**What to do**
Extract the lines that hold the string "kalkonen".

**Data for the task**
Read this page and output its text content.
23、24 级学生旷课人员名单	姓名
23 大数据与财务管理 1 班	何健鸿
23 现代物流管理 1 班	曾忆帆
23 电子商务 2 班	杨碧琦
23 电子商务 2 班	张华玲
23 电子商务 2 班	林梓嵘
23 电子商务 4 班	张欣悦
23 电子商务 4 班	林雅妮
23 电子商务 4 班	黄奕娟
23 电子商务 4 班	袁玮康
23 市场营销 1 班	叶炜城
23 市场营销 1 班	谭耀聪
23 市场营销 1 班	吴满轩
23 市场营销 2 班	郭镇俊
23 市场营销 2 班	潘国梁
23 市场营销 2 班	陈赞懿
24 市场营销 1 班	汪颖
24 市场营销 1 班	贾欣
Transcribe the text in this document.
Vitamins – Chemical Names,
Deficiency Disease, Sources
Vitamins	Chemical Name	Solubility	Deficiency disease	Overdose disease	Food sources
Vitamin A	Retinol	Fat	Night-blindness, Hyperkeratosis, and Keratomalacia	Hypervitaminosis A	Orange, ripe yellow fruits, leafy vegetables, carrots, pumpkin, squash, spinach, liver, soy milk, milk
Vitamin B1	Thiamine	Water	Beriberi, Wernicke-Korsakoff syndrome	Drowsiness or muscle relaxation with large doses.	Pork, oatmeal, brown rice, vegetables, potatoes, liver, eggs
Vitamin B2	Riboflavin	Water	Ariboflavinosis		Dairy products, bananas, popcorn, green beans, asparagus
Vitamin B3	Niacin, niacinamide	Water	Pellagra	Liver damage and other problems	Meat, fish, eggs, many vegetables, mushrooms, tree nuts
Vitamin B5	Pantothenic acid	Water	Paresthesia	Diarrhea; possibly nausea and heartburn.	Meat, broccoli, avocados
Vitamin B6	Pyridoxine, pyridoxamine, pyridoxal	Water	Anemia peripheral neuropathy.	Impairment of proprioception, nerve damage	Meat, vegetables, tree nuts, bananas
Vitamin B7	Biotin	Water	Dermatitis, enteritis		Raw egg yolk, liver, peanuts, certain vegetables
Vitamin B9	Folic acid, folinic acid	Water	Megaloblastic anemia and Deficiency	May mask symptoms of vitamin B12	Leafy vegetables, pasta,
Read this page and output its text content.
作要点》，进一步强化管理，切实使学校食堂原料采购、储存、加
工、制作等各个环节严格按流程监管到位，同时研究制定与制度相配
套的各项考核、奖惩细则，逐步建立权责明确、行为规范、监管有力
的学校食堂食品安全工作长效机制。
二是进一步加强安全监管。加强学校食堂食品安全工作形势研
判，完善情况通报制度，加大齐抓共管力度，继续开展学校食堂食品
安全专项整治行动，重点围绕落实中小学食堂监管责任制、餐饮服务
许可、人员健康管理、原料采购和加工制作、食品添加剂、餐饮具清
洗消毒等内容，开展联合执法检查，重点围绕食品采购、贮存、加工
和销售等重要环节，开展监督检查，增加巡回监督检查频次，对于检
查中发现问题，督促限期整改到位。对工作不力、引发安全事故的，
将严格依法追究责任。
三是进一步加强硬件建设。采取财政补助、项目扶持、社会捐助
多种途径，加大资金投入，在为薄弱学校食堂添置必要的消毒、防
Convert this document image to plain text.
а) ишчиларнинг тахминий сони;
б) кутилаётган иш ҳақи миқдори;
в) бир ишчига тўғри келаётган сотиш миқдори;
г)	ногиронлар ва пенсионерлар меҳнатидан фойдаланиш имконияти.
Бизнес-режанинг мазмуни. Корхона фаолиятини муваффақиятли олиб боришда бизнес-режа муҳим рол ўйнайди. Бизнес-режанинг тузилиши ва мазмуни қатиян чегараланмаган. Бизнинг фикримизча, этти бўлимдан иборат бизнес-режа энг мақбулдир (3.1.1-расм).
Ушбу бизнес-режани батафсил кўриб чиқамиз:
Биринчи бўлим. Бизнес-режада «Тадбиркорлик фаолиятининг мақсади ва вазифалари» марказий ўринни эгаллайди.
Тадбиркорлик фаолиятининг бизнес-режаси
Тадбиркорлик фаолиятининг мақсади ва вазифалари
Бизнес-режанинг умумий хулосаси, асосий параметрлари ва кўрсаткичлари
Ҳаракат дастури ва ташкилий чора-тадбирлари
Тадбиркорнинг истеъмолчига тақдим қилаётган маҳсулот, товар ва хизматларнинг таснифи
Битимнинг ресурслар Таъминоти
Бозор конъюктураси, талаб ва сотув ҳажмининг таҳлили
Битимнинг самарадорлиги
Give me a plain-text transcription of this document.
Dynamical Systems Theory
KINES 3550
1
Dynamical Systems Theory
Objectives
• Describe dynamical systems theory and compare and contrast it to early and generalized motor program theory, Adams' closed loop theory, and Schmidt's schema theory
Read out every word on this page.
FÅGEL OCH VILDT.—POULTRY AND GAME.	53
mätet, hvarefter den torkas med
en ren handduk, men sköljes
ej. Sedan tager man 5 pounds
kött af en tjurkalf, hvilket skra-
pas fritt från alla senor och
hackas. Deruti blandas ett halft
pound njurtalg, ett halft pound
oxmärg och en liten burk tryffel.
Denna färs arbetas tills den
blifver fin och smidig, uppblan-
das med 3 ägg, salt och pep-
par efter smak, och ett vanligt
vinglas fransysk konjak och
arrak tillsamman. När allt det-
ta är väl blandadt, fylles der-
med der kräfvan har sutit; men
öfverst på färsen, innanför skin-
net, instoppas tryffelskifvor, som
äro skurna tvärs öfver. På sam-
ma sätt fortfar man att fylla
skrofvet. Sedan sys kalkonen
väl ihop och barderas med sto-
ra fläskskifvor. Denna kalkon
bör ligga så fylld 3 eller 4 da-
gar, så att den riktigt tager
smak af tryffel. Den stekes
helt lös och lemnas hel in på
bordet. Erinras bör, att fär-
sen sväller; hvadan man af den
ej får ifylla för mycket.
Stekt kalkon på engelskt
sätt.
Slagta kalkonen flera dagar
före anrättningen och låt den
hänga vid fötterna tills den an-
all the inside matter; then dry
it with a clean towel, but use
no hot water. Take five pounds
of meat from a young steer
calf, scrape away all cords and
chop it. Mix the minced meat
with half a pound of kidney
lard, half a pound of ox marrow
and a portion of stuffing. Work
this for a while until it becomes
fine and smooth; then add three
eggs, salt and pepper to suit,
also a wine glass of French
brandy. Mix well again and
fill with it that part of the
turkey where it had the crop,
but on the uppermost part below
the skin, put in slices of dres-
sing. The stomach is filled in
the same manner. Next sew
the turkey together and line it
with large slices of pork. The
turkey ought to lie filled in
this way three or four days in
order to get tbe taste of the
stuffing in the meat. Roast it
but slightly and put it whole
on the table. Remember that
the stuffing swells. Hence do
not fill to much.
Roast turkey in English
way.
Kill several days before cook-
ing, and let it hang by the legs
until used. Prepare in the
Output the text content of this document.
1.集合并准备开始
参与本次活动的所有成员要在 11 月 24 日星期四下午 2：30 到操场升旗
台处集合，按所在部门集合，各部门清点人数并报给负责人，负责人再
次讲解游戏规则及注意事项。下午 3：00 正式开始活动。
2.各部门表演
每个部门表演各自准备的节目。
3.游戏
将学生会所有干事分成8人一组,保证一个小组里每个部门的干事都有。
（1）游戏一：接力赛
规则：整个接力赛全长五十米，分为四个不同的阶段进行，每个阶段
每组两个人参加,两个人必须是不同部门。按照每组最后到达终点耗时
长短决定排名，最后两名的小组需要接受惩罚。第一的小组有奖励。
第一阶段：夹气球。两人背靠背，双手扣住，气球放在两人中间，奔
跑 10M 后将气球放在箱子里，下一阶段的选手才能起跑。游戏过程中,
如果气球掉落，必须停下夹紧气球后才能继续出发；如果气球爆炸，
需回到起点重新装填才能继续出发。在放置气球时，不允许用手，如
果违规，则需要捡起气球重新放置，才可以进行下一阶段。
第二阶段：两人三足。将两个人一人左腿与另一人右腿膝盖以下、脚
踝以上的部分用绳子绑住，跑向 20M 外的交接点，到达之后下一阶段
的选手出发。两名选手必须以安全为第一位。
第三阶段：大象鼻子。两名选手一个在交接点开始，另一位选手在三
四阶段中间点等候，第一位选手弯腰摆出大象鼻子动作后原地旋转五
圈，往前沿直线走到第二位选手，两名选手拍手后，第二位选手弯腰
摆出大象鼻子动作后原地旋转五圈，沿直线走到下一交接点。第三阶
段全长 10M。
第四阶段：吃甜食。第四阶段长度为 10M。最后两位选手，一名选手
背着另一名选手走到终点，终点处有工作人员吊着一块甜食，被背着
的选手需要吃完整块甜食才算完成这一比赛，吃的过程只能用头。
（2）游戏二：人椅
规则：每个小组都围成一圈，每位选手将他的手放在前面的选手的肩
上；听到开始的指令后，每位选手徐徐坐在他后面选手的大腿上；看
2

**Solution to this task**
skrofvet. Sedan sys kalkonen
Slagta kalkonen flera dagar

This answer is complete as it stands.